What you are asked to do>
Omit all pictures, then retype the data exactly as given.

Data excerpts>
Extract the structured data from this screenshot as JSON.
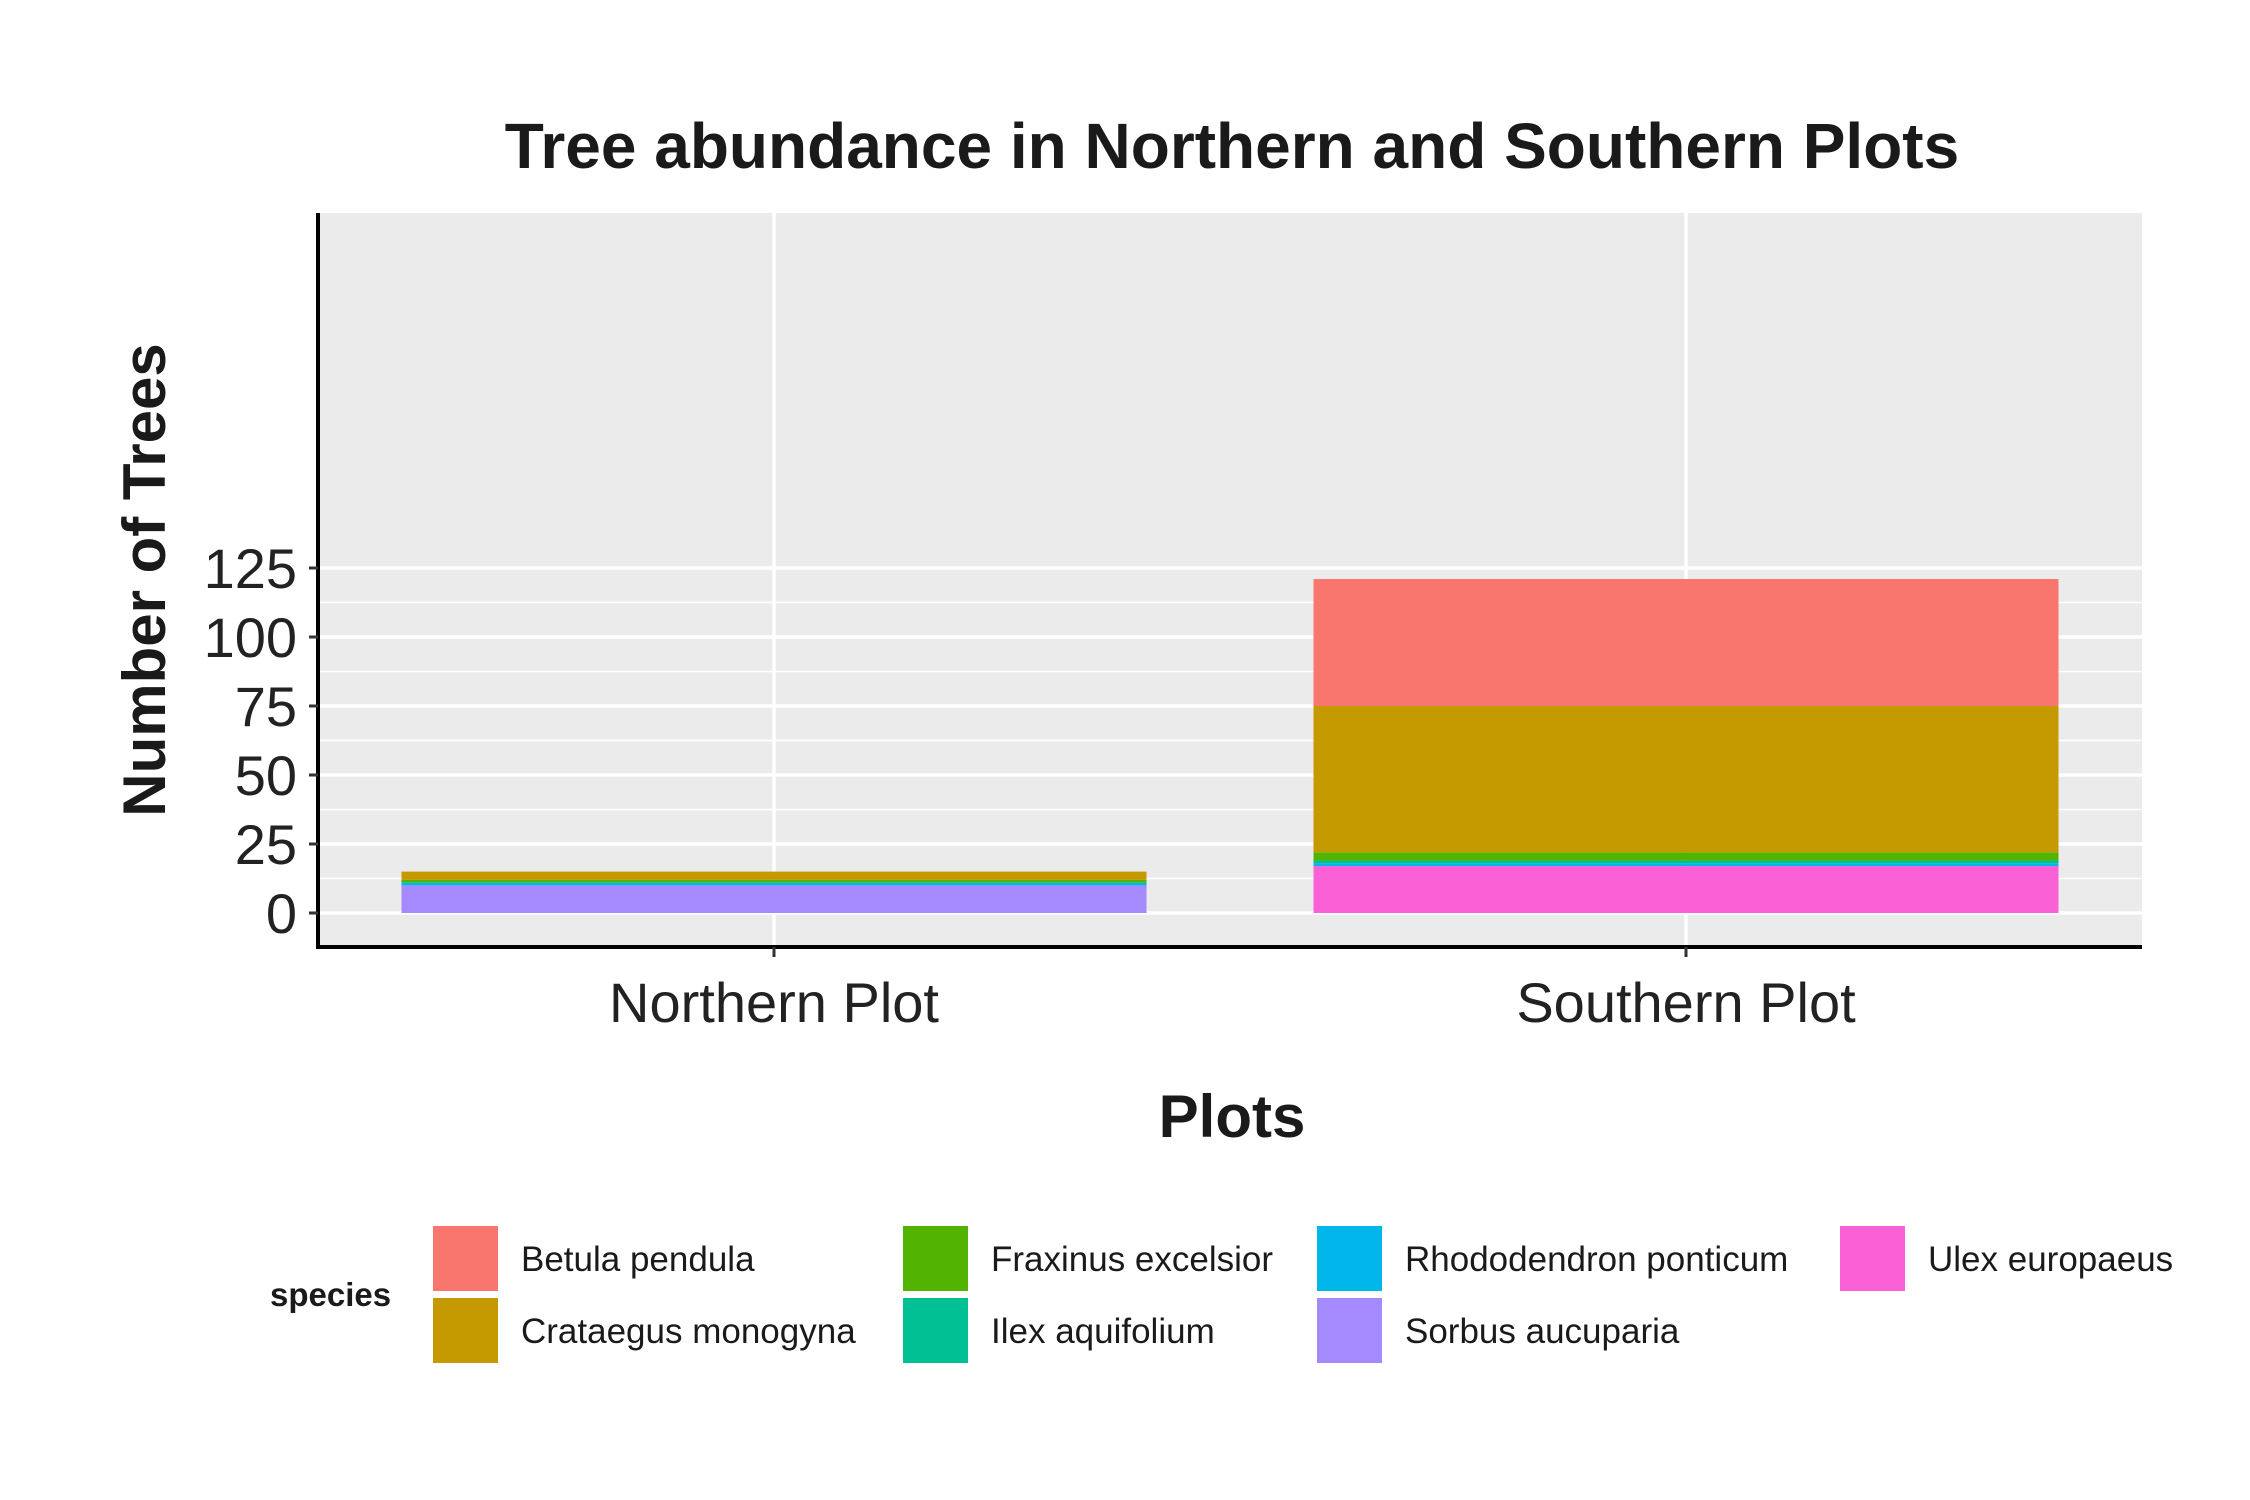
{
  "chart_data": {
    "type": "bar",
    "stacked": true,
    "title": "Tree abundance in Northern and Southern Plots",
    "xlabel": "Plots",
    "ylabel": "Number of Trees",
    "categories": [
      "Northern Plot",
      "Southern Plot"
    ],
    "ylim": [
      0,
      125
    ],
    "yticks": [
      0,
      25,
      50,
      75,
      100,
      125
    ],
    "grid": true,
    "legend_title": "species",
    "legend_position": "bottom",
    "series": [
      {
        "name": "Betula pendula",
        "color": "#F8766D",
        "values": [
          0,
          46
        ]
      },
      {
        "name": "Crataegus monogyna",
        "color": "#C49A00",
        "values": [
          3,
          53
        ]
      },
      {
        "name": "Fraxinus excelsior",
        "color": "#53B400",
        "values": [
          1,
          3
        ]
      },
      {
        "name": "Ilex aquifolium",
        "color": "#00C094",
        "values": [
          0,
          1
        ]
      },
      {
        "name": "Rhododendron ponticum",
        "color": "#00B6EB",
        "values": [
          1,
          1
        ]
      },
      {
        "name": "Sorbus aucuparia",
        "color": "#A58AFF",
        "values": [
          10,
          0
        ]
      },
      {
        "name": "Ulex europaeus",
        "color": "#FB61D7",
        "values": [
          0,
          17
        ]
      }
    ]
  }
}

Solution>
Extract the structured data from this screenshot as JSON.
{
  "chart_data": {
    "type": "bar",
    "stacked": true,
    "title": "Tree abundance in Northern and Southern Plots",
    "xlabel": "Plots",
    "ylabel": "Number of Trees",
    "categories": [
      "Northern Plot",
      "Southern Plot"
    ],
    "ylim": [
      0,
      125
    ],
    "yticks": [
      0,
      25,
      50,
      75,
      100,
      125
    ],
    "grid": true,
    "legend_title": "species",
    "legend_position": "bottom",
    "series": [
      {
        "name": "Betula pendula",
        "color": "#F8766D",
        "values": [
          0,
          46
        ]
      },
      {
        "name": "Crataegus monogyna",
        "color": "#C49A00",
        "values": [
          3,
          53
        ]
      },
      {
        "name": "Fraxinus excelsior",
        "color": "#53B400",
        "values": [
          1,
          3
        ]
      },
      {
        "name": "Ilex aquifolium",
        "color": "#00C094",
        "values": [
          0,
          1
        ]
      },
      {
        "name": "Rhododendron ponticum",
        "color": "#00B6EB",
        "values": [
          1,
          1
        ]
      },
      {
        "name": "Sorbus aucuparia",
        "color": "#A58AFF",
        "values": [
          10,
          0
        ]
      },
      {
        "name": "Ulex europaeus",
        "color": "#FB61D7",
        "values": [
          0,
          17
        ]
      }
    ]
  }
}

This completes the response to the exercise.